## Start EXTRACTED INFORMATION

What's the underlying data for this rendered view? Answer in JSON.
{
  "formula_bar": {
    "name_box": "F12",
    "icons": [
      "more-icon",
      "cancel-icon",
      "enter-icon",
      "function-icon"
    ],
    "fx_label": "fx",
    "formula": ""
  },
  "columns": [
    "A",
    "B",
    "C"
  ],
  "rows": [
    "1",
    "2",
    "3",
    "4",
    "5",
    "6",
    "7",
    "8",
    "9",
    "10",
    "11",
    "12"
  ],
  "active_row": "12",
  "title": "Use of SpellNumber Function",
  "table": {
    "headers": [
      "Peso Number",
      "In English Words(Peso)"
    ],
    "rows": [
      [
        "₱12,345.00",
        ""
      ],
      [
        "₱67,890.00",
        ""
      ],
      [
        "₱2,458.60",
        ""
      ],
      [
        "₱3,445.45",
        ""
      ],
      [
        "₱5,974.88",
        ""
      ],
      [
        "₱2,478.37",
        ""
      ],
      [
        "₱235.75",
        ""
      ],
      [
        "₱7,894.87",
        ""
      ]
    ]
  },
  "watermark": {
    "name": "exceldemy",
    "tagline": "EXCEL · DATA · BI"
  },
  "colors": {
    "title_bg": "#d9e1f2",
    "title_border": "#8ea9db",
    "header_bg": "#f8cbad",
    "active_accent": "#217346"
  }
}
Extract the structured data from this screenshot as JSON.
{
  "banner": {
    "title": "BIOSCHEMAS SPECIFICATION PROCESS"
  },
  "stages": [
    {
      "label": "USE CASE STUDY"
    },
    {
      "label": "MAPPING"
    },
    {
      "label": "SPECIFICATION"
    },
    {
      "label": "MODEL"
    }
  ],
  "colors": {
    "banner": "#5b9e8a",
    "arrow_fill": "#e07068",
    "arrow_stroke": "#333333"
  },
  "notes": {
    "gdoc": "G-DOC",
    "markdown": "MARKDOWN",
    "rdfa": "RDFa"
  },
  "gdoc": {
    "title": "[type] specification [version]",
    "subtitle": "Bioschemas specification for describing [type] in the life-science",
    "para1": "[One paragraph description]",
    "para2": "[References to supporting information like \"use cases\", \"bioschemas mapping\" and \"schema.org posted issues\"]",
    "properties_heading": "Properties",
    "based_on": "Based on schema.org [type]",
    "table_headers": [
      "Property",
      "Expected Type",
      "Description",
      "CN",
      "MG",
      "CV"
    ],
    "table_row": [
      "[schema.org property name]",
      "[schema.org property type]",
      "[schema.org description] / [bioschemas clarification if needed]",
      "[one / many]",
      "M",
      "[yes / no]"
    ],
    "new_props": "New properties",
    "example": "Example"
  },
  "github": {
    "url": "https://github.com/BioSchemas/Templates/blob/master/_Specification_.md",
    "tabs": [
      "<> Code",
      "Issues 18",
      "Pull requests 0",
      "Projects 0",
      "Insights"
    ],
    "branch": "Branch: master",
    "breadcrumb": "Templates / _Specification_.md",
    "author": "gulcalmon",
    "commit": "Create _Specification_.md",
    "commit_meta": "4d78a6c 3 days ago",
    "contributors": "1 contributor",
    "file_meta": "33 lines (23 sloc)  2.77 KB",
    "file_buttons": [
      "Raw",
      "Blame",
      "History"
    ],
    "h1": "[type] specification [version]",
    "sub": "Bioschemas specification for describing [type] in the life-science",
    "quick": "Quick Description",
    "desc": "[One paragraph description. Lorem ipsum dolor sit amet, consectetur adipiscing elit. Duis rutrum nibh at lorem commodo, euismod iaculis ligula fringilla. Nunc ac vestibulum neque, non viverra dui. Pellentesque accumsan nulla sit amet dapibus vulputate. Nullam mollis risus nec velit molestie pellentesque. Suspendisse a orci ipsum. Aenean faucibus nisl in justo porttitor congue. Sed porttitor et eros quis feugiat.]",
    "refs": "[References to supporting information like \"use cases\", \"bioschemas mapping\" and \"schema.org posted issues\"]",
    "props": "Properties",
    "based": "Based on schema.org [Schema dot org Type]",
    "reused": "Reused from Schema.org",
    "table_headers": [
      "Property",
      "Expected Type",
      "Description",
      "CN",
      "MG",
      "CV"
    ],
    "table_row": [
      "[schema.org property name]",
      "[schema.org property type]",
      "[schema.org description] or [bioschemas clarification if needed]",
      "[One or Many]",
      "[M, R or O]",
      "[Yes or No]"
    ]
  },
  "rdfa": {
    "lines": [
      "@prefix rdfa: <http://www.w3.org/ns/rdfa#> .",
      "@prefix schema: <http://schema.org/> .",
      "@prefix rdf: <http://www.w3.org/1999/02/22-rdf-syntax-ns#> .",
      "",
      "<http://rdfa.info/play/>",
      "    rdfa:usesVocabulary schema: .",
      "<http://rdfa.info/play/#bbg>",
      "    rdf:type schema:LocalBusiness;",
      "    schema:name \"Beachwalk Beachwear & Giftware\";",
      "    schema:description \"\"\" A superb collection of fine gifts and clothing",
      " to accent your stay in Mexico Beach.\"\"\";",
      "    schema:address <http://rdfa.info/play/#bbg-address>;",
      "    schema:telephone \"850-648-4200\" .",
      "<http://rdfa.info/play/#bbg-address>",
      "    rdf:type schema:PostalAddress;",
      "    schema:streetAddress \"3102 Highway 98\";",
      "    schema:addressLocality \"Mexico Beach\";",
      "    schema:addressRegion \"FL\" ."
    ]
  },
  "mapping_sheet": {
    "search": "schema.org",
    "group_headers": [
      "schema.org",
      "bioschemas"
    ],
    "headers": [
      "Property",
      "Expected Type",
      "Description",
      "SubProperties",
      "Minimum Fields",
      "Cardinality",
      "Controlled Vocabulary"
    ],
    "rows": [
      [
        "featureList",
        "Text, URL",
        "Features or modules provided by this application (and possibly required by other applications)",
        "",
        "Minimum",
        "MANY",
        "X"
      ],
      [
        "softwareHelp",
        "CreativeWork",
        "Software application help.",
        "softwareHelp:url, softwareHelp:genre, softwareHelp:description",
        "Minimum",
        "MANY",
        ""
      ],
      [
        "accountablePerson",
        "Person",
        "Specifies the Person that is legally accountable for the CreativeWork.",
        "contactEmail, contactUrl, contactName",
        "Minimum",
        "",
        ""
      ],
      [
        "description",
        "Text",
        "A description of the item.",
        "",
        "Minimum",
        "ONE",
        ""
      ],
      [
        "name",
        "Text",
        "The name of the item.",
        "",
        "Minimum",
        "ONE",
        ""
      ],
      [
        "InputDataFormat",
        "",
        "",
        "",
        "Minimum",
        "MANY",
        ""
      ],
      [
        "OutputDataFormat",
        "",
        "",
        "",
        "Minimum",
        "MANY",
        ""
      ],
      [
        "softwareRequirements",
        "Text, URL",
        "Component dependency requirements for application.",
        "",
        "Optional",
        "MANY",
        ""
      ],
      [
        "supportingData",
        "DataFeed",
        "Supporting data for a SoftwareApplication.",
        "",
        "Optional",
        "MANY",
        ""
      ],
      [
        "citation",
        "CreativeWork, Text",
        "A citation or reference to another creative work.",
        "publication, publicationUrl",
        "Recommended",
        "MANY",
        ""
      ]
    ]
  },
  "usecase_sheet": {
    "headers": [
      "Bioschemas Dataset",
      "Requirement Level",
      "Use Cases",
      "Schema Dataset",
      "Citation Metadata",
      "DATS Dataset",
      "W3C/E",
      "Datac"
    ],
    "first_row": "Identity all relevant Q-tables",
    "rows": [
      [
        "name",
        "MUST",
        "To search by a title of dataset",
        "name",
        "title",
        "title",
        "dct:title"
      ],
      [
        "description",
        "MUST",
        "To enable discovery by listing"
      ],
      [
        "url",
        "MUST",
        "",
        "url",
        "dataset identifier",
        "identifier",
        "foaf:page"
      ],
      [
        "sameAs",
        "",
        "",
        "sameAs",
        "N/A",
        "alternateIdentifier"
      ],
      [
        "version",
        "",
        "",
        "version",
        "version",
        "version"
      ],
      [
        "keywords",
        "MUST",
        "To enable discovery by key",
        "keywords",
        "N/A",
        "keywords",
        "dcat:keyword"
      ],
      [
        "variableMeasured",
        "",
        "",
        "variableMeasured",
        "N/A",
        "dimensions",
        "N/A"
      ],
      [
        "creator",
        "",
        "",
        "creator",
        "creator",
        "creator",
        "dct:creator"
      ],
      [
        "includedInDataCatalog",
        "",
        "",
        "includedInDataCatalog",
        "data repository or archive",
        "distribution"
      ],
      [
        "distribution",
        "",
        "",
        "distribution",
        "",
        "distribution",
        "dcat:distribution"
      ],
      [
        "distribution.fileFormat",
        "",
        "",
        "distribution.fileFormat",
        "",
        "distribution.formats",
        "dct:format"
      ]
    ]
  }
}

## End EXTRACTED INFORMATION

WHAT THE EXERCISE ASKS |
Within the records, how many lines include "from"? The answer is the number and nothing else.

SOLUTION |
2